What is required:
In every item below, swap "ECG-predicted MFR" for "ECG-estimated MFR" and write the items out again with nothing else changed. Leave the pictures out.

Excerpts from a layout annotation set:
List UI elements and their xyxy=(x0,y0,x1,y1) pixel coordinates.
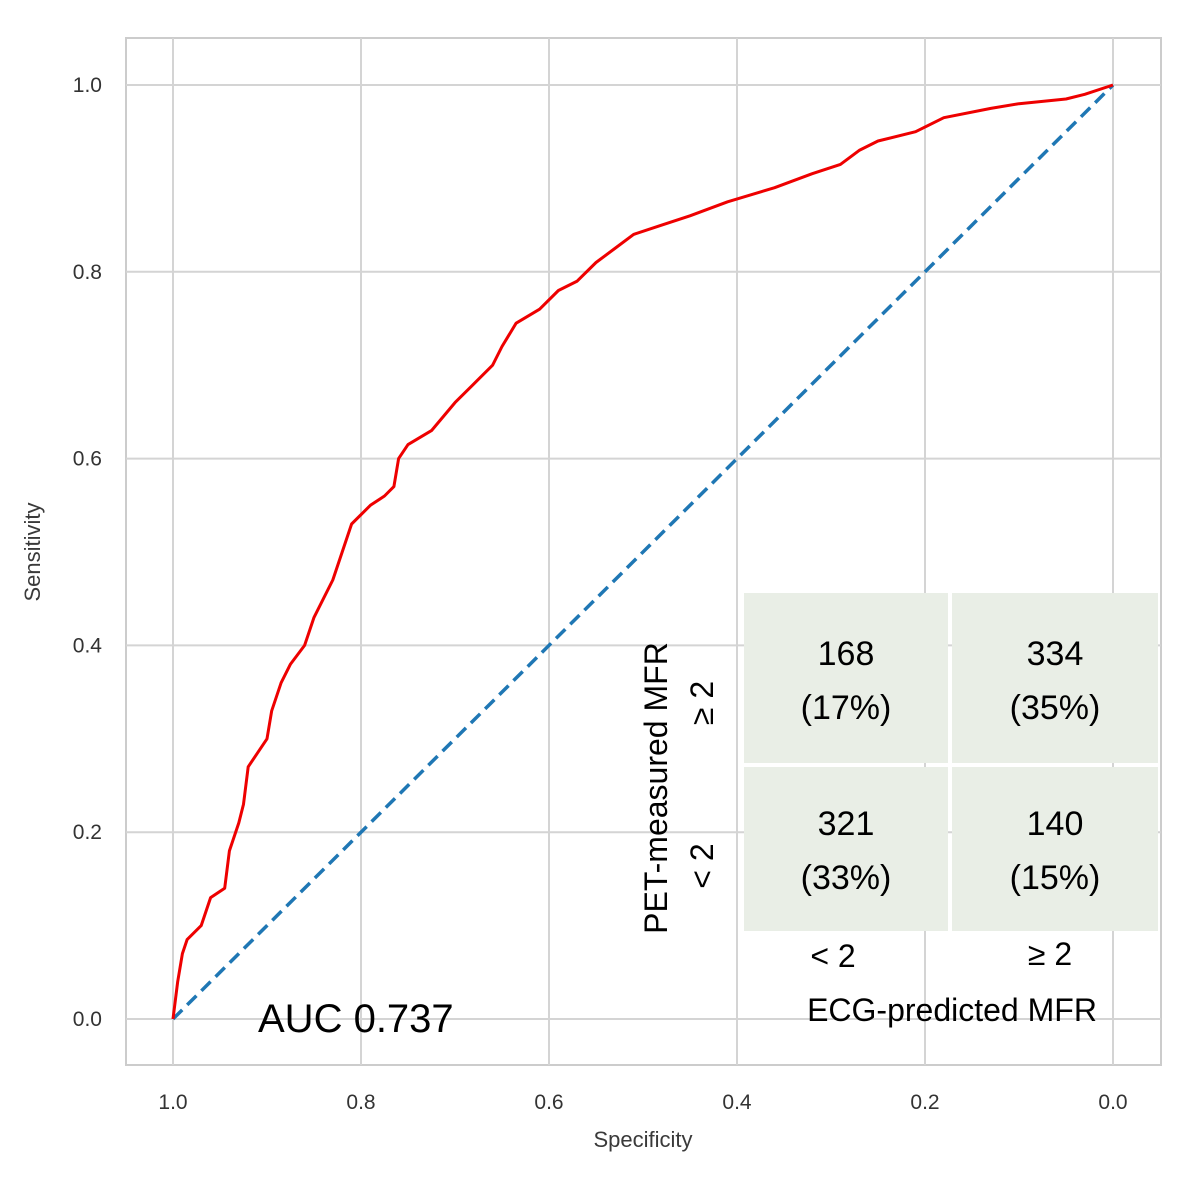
x-tick-labels: 1.0 0.8 0.6 0.4 0.2 0.0 xyxy=(158,1091,1127,1114)
y-tick-label-1: 0.2 xyxy=(73,821,102,844)
cm-count-r1c0: 321 xyxy=(818,805,875,843)
y-tick-label-3: 0.6 xyxy=(73,448,102,471)
cm-percent-r1c0: (33%) xyxy=(801,859,892,897)
y-axis-label: Sensitivity xyxy=(20,502,45,601)
plot-area-frame xyxy=(125,37,1162,1066)
cm-column-label: ECG-predicted MFR xyxy=(807,992,1097,1028)
cm-cell-r1c1 xyxy=(952,767,1158,931)
cm-cell-r0c0 xyxy=(744,593,948,763)
x-tick-label-3: 0.4 xyxy=(722,1091,752,1114)
cm-percent-r0c0: (17%) xyxy=(801,689,892,727)
cm-count-r0c0: 168 xyxy=(818,635,875,673)
x-tick-label-0: 1.0 xyxy=(158,1091,187,1114)
cm-cell-r0c1 xyxy=(952,593,1158,763)
roc-curve-line xyxy=(171,83,1114,1020)
x-tick-label-1: 0.8 xyxy=(346,1091,375,1114)
y-tick-labels: 0.0 0.2 0.4 0.6 0.8 1.0 xyxy=(73,74,103,1031)
cm-count-r1c1: 140 xyxy=(1027,805,1084,843)
cm-col-category-0: < 2 xyxy=(810,938,855,974)
y-tick-label-5: 1.0 xyxy=(73,74,102,97)
cm-cell-r1c0 xyxy=(744,767,948,931)
cm-percent-r0c1: (35%) xyxy=(1010,689,1101,727)
series-layer xyxy=(171,83,1115,1021)
cm-row-category-0: ≥ 2 xyxy=(684,681,720,725)
reference-diagonal-line xyxy=(171,83,1115,1021)
confusion-matrix: 168 (17%) 334 (35%) 321 (33%) 140 (15%) … xyxy=(638,593,1158,1028)
y-tick-label-2: 0.4 xyxy=(73,634,103,657)
cm-col-category-1: ≥ 2 xyxy=(1028,936,1072,972)
cm-row-category-1: < 2 xyxy=(684,843,720,888)
x-tick-label-2: 0.6 xyxy=(534,1091,563,1114)
y-tick-label-0: 0.0 xyxy=(73,1008,102,1031)
cm-count-r0c1: 334 xyxy=(1027,635,1084,673)
x-axis-label: Specificity xyxy=(593,1127,692,1152)
y-tick-label-4: 0.8 xyxy=(73,261,102,284)
cm-percent-r1c1: (15%) xyxy=(1010,859,1101,897)
x-tick-label-5: 0.0 xyxy=(1098,1091,1127,1114)
auc-annotation: AUC 0.737 xyxy=(258,997,454,1041)
x-tick-label-4: 0.2 xyxy=(910,1091,939,1114)
cm-row-label: PET-measured MFR xyxy=(638,642,674,934)
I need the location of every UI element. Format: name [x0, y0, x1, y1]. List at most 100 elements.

Result of this task:
List UI elements and their xyxy=(x0,y0,x1,y1) pixel coordinates.
x-tick-labels: 1.0 0.8 0.6 0.4 0.2 0.0 xyxy=(158,1091,1127,1114)
y-tick-label-1: 0.2 xyxy=(73,821,102,844)
cm-count-r1c0: 321 xyxy=(818,805,875,843)
y-tick-label-3: 0.6 xyxy=(73,448,102,471)
cm-percent-r1c0: (33%) xyxy=(801,859,892,897)
y-axis-label: Sensitivity xyxy=(20,502,45,601)
plot-area-frame xyxy=(125,37,1162,1066)
cm-column-label: ECG-estimated MFR xyxy=(807,992,1097,1028)
cm-cell-r1c1 xyxy=(952,767,1158,931)
cm-cell-r0c0 xyxy=(744,593,948,763)
x-tick-label-3: 0.4 xyxy=(722,1091,752,1114)
cm-percent-r0c0: (17%) xyxy=(801,689,892,727)
cm-count-r0c0: 168 xyxy=(818,635,875,673)
x-tick-label-0: 1.0 xyxy=(158,1091,187,1114)
cm-cell-r0c1 xyxy=(952,593,1158,763)
roc-curve-line xyxy=(171,83,1114,1020)
x-tick-label-1: 0.8 xyxy=(346,1091,375,1114)
y-tick-labels: 0.0 0.2 0.4 0.6 0.8 1.0 xyxy=(73,74,103,1031)
cm-count-r1c1: 140 xyxy=(1027,805,1084,843)
cm-col-category-0: < 2 xyxy=(810,938,855,974)
y-tick-label-5: 1.0 xyxy=(73,74,102,97)
cm-cell-r1c0 xyxy=(744,767,948,931)
cm-percent-r0c1: (35%) xyxy=(1010,689,1101,727)
series-layer xyxy=(171,83,1115,1021)
cm-row-category-0: ≥ 2 xyxy=(684,681,720,725)
reference-diagonal-line xyxy=(171,83,1115,1021)
confusion-matrix: 168 (17%) 334 (35%) 321 (33%) 140 (15%) … xyxy=(638,593,1158,1028)
y-tick-label-2: 0.4 xyxy=(73,634,103,657)
cm-col-category-1: ≥ 2 xyxy=(1028,936,1072,972)
cm-row-category-1: < 2 xyxy=(684,843,720,888)
x-tick-label-2: 0.6 xyxy=(534,1091,563,1114)
y-tick-label-0: 0.0 xyxy=(73,1008,102,1031)
cm-count-r0c1: 334 xyxy=(1027,635,1084,673)
x-axis-label: Specificity xyxy=(593,1127,692,1152)
y-tick-label-4: 0.8 xyxy=(73,261,102,284)
cm-percent-r1c1: (15%) xyxy=(1010,859,1101,897)
x-tick-label-5: 0.0 xyxy=(1098,1091,1127,1114)
auc-annotation: AUC 0.737 xyxy=(258,997,454,1041)
x-tick-label-4: 0.2 xyxy=(910,1091,939,1114)
cm-row-label: PET-measured MFR xyxy=(638,642,674,934)
I need the location of every UI element. Format: name [x0, y0, x1, y1]. List at most 100 elements.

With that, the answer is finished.